*ОТРЫВОК ТЕКСТА*:

--------------------

Знание истории – чудесная вещь, но помогать хоть чему-то в решении рациональных задач (принятии правильных решений) она может только в счастливом сочетании с огромным числом других факторов (как, скажем, если бы Джорж Буш, помимо опоры на данные – не очень точные – разведки перед вводом войск еще бы и задумался о том, что вековой конфликт между шиитами и суннитами в Ираке можно сдержать только железной недемократической рукой). Eе эмоциональный заряд, однако, огромен – и для рассказчиков, и для слушателей, – словом, типичная культура-3.
4. Очень кратко – o некоторых других сферах человеческой деятельности, уже непосредственно в теле культуры-3.
Психология находится примерно в середине поля, что вполне отвечает ее статусу: с одной стороны, это наука, бурно развивающаяся на экспериментальной базе последние десятилетия, но с другой стороны, если и имеется прикладной аспект этой науки, то он обращен к познанию эмоциональной сферы ничуть не в меньшей степени, чем к познанию рациональной. Уровень и точность измерений в психологии еще ниже, чем в медицине; любые медицинские решения в этой области обладают повышенной неопределенностью; специфика индивидуума играет в силу сложности измерений (куда легче измерить давление крови, чем уровень депрессии) куда большую роль, чем в других науках (соответственно, статистика менее надежна из-за этой разнородности).

--------------------

*ИСХОДНЫЕ ДАННЫЕ*:
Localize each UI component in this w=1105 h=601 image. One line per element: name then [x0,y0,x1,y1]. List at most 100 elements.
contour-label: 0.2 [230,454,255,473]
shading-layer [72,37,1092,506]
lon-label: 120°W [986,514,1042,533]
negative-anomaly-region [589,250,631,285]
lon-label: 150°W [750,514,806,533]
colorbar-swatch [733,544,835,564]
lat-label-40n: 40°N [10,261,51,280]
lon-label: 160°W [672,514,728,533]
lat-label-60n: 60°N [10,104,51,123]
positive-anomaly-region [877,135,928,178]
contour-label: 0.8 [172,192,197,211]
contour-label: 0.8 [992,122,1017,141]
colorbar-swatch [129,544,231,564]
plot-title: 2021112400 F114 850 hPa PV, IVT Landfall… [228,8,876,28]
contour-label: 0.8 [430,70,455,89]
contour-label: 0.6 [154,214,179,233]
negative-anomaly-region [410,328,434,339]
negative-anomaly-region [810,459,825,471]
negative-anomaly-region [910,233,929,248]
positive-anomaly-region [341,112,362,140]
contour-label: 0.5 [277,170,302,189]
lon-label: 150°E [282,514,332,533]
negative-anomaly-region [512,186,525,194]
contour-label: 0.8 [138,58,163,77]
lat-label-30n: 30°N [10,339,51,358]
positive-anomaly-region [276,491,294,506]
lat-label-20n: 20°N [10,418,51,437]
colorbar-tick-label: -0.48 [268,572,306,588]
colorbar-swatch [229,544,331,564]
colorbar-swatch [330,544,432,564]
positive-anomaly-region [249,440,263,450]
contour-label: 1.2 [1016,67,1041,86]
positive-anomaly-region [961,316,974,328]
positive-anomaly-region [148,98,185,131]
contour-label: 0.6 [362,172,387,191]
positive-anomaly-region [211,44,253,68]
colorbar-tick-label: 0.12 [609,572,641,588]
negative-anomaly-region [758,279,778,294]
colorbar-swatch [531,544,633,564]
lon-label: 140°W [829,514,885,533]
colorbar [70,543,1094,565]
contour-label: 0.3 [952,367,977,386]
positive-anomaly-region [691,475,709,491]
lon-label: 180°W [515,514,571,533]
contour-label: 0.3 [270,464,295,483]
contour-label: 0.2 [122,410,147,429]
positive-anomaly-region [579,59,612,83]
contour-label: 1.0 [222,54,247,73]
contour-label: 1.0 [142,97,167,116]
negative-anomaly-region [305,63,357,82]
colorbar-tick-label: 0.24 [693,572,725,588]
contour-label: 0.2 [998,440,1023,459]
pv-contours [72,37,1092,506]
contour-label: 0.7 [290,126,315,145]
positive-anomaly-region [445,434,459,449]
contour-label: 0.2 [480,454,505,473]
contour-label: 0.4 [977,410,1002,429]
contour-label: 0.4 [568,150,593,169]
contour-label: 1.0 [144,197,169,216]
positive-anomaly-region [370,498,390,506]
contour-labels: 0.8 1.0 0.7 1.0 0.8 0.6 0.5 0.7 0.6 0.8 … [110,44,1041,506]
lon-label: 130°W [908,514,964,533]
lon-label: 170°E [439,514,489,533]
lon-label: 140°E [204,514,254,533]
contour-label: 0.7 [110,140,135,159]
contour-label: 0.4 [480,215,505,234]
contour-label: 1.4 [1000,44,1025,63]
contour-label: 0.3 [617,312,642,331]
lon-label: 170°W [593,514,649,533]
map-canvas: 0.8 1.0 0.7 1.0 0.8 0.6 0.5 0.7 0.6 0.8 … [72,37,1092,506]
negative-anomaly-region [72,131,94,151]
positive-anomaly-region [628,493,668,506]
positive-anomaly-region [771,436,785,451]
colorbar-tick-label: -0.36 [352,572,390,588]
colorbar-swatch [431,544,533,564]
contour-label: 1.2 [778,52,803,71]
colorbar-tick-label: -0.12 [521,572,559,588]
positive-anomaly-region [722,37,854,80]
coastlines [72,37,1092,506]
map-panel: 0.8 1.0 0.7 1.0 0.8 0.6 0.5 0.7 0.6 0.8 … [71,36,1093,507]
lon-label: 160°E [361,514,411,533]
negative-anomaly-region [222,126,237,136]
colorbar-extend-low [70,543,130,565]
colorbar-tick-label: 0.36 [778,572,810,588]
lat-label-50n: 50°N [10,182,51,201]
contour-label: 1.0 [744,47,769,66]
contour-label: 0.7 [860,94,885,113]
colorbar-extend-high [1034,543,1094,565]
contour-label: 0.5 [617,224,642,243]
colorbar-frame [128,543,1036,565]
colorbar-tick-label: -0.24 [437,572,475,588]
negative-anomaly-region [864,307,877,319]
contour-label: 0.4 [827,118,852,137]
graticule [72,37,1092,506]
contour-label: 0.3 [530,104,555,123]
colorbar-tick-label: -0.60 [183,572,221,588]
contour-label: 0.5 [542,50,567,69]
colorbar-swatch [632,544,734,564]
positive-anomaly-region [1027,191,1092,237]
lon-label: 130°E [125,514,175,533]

--------------------

*ЗАДАНИЕ*: Напишите продолжение отрывка о культуре-3, начиная сразу после его последнего предложения. Список никак не связан с отрывком о культуре-3.

*ОТВЕТ*:
Видимо, это было одной из причин, почему именно психологи сделали совсем недавно выдающуюся работу, выполненную силами 270 (!) специалистов из разных организаций – воспроизвели 100 исследований, результаты которых были опубликованы в трех наиболее престижных журналах за несколько последних лет [27]. Такого рода массового репродуцирования результатов в истории науки вообще не было (например, «пищевые противоречия» [18], о чем говорилось выше, установлены после анализа литературы, а не как следствие повторных экспериментов). Авторы в каждом конкретном случае заново организовали выборку, задали те же самые вопросы, оценили вероятность ошибки и т.д. – во всем руководствуясь методикой оригинального исследования и постоянно консультируясь с его исполнителями. Итоги абсолютно плачевны – надежное подтверждение справедливости оригинальных выводов было достигнуто лишь в 39% случаев, а то и меньше, в зависимости от использованных критериев сравнения (что, между прочим, близко к теоретической оценке – более 50% – Д. Иоаннидиса доли «ложных открытий»). Понятно, что установление такого высокого уровня невоспроизводимости результатов выходит за рамки психологии и имеет очень большое значение для того, чтобы исследователи любого профиля повернулись лицом к проблеме неустойчивости своих выводов, тем самым сделав шаг в сторону приближения к культуре-2.